::: Recorded data

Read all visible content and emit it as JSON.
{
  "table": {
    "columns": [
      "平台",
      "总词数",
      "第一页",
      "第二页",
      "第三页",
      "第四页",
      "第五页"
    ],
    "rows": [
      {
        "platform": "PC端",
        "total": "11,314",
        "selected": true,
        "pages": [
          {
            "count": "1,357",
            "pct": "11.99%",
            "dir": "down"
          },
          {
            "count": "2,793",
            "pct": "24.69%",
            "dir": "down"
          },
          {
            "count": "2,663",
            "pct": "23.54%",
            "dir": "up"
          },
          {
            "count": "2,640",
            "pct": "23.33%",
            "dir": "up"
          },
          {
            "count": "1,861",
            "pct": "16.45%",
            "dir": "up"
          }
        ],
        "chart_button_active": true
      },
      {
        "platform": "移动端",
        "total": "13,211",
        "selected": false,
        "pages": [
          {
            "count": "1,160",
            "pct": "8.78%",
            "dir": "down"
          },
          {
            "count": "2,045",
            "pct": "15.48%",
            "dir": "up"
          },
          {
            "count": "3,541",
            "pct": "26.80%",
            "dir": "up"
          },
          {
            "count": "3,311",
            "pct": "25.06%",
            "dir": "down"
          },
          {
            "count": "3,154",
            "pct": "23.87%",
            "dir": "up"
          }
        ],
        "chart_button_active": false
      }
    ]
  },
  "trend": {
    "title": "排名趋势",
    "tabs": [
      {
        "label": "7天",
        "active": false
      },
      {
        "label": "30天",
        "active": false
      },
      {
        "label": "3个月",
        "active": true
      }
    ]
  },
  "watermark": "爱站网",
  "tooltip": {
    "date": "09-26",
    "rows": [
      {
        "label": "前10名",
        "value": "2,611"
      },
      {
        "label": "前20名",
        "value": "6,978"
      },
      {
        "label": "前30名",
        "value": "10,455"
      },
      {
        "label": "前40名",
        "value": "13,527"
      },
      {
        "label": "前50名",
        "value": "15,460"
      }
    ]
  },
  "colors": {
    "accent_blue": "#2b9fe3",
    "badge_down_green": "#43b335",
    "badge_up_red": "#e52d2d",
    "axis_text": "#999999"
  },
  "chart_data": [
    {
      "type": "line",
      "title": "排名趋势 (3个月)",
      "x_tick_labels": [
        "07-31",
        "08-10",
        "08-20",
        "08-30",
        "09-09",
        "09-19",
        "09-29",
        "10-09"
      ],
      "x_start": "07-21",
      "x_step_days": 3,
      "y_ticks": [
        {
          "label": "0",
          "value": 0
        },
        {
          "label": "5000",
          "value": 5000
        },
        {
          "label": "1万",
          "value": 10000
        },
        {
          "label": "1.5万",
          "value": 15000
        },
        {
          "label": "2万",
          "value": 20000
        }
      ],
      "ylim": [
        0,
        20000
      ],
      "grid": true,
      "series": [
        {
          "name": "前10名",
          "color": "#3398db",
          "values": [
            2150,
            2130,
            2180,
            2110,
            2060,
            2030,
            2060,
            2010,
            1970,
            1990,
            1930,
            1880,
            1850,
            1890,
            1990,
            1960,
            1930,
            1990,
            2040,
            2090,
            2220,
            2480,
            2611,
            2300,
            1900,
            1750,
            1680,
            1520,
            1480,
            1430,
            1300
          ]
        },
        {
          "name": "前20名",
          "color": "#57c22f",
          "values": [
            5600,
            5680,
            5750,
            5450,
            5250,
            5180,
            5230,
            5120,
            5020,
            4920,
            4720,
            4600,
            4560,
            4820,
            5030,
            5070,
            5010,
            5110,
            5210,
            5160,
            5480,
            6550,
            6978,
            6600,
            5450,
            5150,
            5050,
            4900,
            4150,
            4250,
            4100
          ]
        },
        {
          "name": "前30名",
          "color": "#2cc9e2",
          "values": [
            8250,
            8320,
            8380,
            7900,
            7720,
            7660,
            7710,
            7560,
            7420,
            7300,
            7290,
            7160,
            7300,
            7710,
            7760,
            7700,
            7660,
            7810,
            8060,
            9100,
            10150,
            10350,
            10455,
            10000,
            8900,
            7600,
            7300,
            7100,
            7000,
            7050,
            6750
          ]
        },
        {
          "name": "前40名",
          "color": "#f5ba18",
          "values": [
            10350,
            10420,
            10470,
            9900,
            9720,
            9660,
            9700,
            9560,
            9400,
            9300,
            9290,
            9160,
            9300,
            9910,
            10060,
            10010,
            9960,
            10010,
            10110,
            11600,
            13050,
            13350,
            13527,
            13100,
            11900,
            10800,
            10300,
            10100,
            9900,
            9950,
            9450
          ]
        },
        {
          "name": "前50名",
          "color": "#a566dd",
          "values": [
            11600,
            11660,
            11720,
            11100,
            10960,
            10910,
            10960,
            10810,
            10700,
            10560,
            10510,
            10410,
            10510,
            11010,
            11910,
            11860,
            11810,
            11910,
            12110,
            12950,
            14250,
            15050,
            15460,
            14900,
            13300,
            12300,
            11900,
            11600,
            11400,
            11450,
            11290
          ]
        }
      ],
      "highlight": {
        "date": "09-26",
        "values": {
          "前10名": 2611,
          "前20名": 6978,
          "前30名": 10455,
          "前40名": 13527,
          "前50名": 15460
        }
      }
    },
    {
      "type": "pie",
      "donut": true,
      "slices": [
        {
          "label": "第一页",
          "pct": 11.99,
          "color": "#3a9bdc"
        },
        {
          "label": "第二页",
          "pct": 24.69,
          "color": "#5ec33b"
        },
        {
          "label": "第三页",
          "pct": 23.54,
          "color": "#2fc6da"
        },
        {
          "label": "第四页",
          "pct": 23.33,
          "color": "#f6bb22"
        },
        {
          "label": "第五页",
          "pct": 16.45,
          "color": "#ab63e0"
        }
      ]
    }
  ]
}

::::::

**What you are asked to do**
Retype the data exactly as given.

**Finished exercise**
Read all visible content and emit it as JSON.
{
  "table": {
    "columns": [
      "平台",
      "总词数",
      "第一页",
      "第二页",
      "第三页",
      "第四页",
      "第五页"
    ],
    "rows": [
      {
        "platform": "PC端",
        "total": "11,314",
        "selected": true,
        "pages": [
          {
            "count": "1,357",
            "pct": "11.99%",
            "dir": "down"
          },
          {
            "count": "2,793",
            "pct": "24.69%",
            "dir": "down"
          },
          {
            "count": "2,663",
            "pct": "23.54%",
            "dir": "up"
          },
          {
            "count": "2,640",
            "pct": "23.33%",
            "dir": "up"
          },
          {
            "count": "1,861",
            "pct": "16.45%",
            "dir": "up"
          }
        ],
        "chart_button_active": true
      },
      {
        "platform": "移动端",
        "total": "13,211",
        "selected": false,
        "pages": [
          {
            "count": "1,160",
            "pct": "8.78%",
            "dir": "down"
          },
          {
            "count": "2,045",
            "pct": "15.48%",
            "dir": "up"
          },
          {
            "count": "3,541",
            "pct": "26.80%",
            "dir": "up"
          },
          {
            "count": "3,311",
            "pct": "25.06%",
            "dir": "down"
          },
          {
            "count": "3,154",
            "pct": "23.87%",
            "dir": "up"
          }
        ],
        "chart_button_active": false
      }
    ]
  },
  "trend": {
    "title": "排名趋势",
    "tabs": [
      {
        "label": "7天",
        "active": false
      },
      {
        "label": "30天",
        "active": false
      },
      {
        "label": "3个月",
        "active": true
      }
    ]
  },
  "watermark": "爱站网",
  "tooltip": {
    "date": "09-26",
    "rows": [
      {
        "label": "前10名",
        "value": "2,611"
      },
      {
        "label": "前20名",
        "value": "6,978"
      },
      {
        "label": "前30名",
        "value": "10,455"
      },
      {
        "label": "前40名",
        "value": "13,527"
      },
      {
        "label": "前50名",
        "value": "15,460"
      }
    ]
  },
  "colors": {
    "accent_blue": "#2b9fe3",
    "badge_down_green": "#43b335",
    "badge_up_red": "#e52d2d",
    "axis_text": "#999999"
  },
  "chart_data": [
    {
      "type": "line",
      "title": "排名趋势 (3个月)",
      "x_tick_labels": [
        "07-31",
        "08-10",
        "08-20",
        "08-30",
        "09-09",
        "09-19",
        "09-29",
        "10-09"
      ],
      "x_start": "07-21",
      "x_step_days": 3,
      "y_ticks": [
        {
          "label": "0",
          "value": 0
        },
        {
          "label": "5000",
          "value": 5000
        },
        {
          "label": "1万",
          "value": 10000
        },
        {
          "label": "1.5万",
          "value": 15000
        },
        {
          "label": "2万",
          "value": 20000
        }
      ],
      "ylim": [
        0,
        20000
      ],
      "grid": true,
      "series": [
        {
          "name": "前10名",
          "color": "#3398db",
          "values": [
            2150,
            2130,
            2180,
            2110,
            2060,
            2030,
            2060,
            2010,
            1970,
            1990,
            1930,
            1880,
            1850,
            1890,
            1990,
            1960,
            1930,
            1990,
            2040,
            2090,
            2220,
            2480,
            2611,
            2300,
            1900,
            1750,
            1680,
            1520,
            1480,
            1430,
            1300
          ]
        },
        {
          "name": "前20名",
          "color": "#57c22f",
          "values": [
            5600,
            5680,
            5750,
            5450,
            5250,
            5180,
            5230,
            5120,
            5020,
            4920,
            4720,
            4600,
            4560,
            4820,
            5030,
            5070,
            5010,
            5110,
            5210,
            5160,
            5480,
            6550,
            6978,
            6600,
            5450,
            5150,
            5050,
            4900,
            4150,
            4250,
            4100
          ]
        },
        {
          "name": "前30名",
          "color": "#2cc9e2",
          "values": [
            8250,
            8320,
            8380,
            7900,
            7720,
            7660,
            7710,
            7560,
            7420,
            7300,
            7290,
            7160,
            7300,
            7710,
            7760,
            7700,
            7660,
            7810,
            8060,
            9100,
            10150,
            10350,
            10455,
            10000,
            8900,
            7600,
            7300,
            7100,
            7000,
            7050,
            6750
          ]
        },
        {
          "name": "前40名",
          "color": "#f5ba18",
          "values": [
            10350,
            10420,
            10470,
            9900,
            9720,
            9660,
            9700,
            9560,
            9400,
            9300,
            9290,
            9160,
            9300,
            9910,
            10060,
            10010,
            9960,
            10010,
            10110,
            11600,
            13050,
            13350,
            13527,
            13100,
            11900,
            10800,
            10300,
            10100,
            9900,
            9950,
            9450
          ]
        },
        {
          "name": "前50名",
          "color": "#a566dd",
          "values": [
            11600,
            11660,
            11720,
            11100,
            10960,
            10910,
            10960,
            10810,
            10700,
            10560,
            10510,
            10410,
            10510,
            11010,
            11910,
            11860,
            11810,
            11910,
            12110,
            12950,
            14250,
            15050,
            15460,
            14900,
            13300,
            12300,
            11900,
            11600,
            11400,
            11450,
            11290
          ]
        }
      ],
      "highlight": {
        "date": "09-26",
        "values": {
          "前10名": 2611,
          "前20名": 6978,
          "前30名": 10455,
          "前40名": 13527,
          "前50名": 15460
        }
      }
    },
    {
      "type": "pie",
      "donut": true,
      "slices": [
        {
          "label": "第一页",
          "pct": 11.99,
          "color": "#3a9bdc"
        },
        {
          "label": "第二页",
          "pct": 24.69,
          "color": "#5ec33b"
        },
        {
          "label": "第三页",
          "pct": 23.54,
          "color": "#2fc6da"
        },
        {
          "label": "第四页",
          "pct": 23.33,
          "color": "#f6bb22"
        },
        {
          "label": "第五页",
          "pct": 16.45,
          "color": "#ab63e0"
        }
      ]
    }
  ]
}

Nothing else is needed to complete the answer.